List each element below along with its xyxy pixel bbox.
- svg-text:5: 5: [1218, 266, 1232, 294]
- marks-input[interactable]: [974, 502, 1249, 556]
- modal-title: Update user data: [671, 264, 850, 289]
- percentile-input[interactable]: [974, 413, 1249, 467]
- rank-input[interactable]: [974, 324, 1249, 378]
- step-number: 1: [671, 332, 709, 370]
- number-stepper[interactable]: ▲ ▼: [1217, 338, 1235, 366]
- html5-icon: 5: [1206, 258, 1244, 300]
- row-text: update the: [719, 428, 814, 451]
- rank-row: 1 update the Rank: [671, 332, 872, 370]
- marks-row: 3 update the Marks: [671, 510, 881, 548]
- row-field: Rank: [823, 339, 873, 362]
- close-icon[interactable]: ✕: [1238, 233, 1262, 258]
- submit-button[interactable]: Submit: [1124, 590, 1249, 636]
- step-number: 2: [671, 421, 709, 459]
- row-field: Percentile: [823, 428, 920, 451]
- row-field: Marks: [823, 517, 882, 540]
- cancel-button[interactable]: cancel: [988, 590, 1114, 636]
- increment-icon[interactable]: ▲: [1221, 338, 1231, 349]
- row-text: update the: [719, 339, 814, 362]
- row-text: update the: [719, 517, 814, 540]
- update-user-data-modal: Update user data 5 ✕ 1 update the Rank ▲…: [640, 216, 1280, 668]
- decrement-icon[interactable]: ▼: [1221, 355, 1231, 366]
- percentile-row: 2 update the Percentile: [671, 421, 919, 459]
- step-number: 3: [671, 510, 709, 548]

◇ ◇ ◇

• **Your goal**
Rewrite the rows above, substituting "edit the" for every "update the" and leaving everything else as it is.

• **Right answer**
List each element below along with its xyxy pixel bbox.
- svg-text:5: 5: [1218, 266, 1232, 294]
- marks-input[interactable]: [974, 502, 1249, 556]
- modal-title: Update user data: [671, 264, 850, 289]
- percentile-input[interactable]: [974, 413, 1249, 467]
- rank-input[interactable]: [974, 324, 1249, 378]
- step-number: 1: [671, 332, 709, 370]
- number-stepper[interactable]: ▲ ▼: [1217, 338, 1235, 366]
- html5-icon: 5: [1206, 258, 1244, 300]
- row-text: edit the: [719, 428, 814, 451]
- rank-row: 1 edit the Rank: [671, 332, 872, 370]
- marks-row: 3 edit the Marks: [671, 510, 881, 548]
- row-field: Rank: [823, 339, 873, 362]
- close-icon[interactable]: ✕: [1238, 233, 1262, 258]
- submit-button[interactable]: Submit: [1124, 590, 1249, 636]
- step-number: 2: [671, 421, 709, 459]
- row-field: Percentile: [823, 428, 920, 451]
- row-field: Marks: [823, 517, 882, 540]
- cancel-button[interactable]: cancel: [988, 590, 1114, 636]
- increment-icon[interactable]: ▲: [1221, 338, 1231, 349]
- row-text: edit the: [719, 339, 814, 362]
- row-text: edit the: [719, 517, 814, 540]
- update-user-data-modal: Update user data 5 ✕ 1 edit the Rank ▲…: [640, 216, 1280, 668]
- decrement-icon[interactable]: ▼: [1221, 355, 1231, 366]
- percentile-row: 2 edit the Percentile: [671, 421, 919, 459]
- step-number: 3: [671, 510, 709, 548]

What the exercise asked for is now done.